====== Source material

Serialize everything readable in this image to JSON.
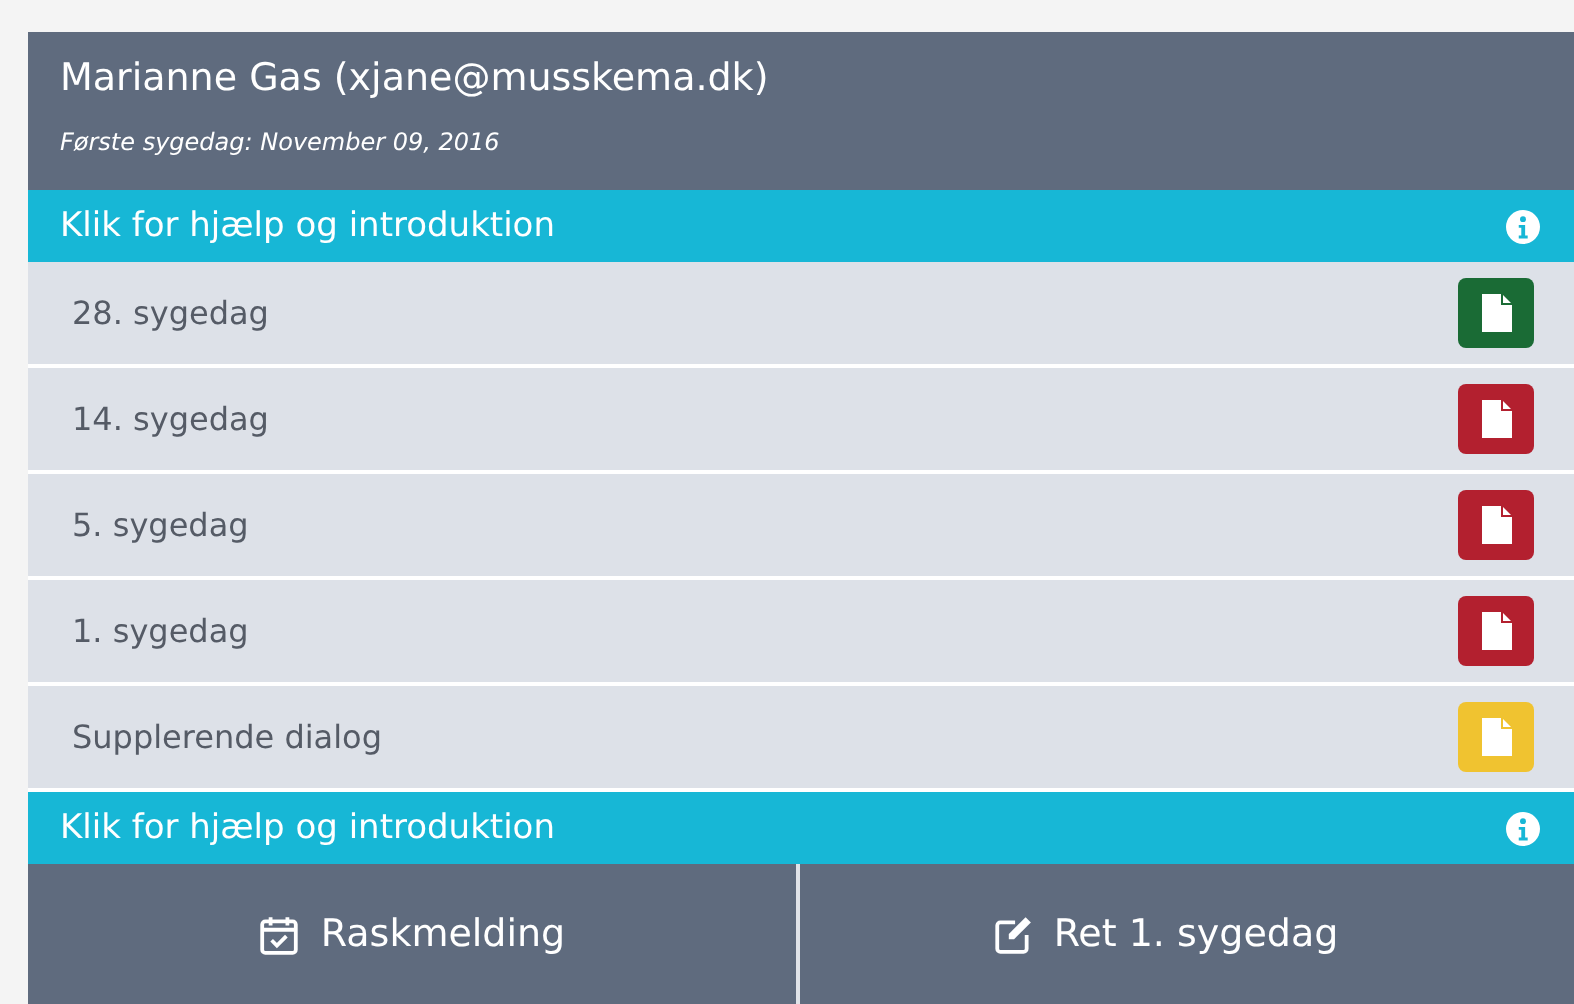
{
  "header": {
    "title": "Marianne Gas (xjane@musskema.dk)",
    "subtitle": "Første sygedag: November 09, 2016"
  },
  "help_bars": [
    {
      "label": "Klik for hjælp og introduktion"
    },
    {
      "label": "Klik for hjælp og introduktion"
    }
  ],
  "rows": [
    {
      "label": "28. sygedag",
      "color": "#1a6b35"
    },
    {
      "label": "14. sygedag",
      "color": "#b3202f"
    },
    {
      "label": "5. sygedag",
      "color": "#b3202f"
    },
    {
      "label": "1. sygedag",
      "color": "#b3202f"
    },
    {
      "label": "Supplerende dialog",
      "color": "#f0c330"
    }
  ],
  "buttons": [
    {
      "kind": "calendar",
      "label": "Raskmelding"
    },
    {
      "kind": "edit",
      "label": "Ret 1. sygedag"
    }
  ]
}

============

- _What you should do_
Examine the data above and state how many of its lines contain the word "sygedag", with no further remarks.

- _Output for this exercise_
6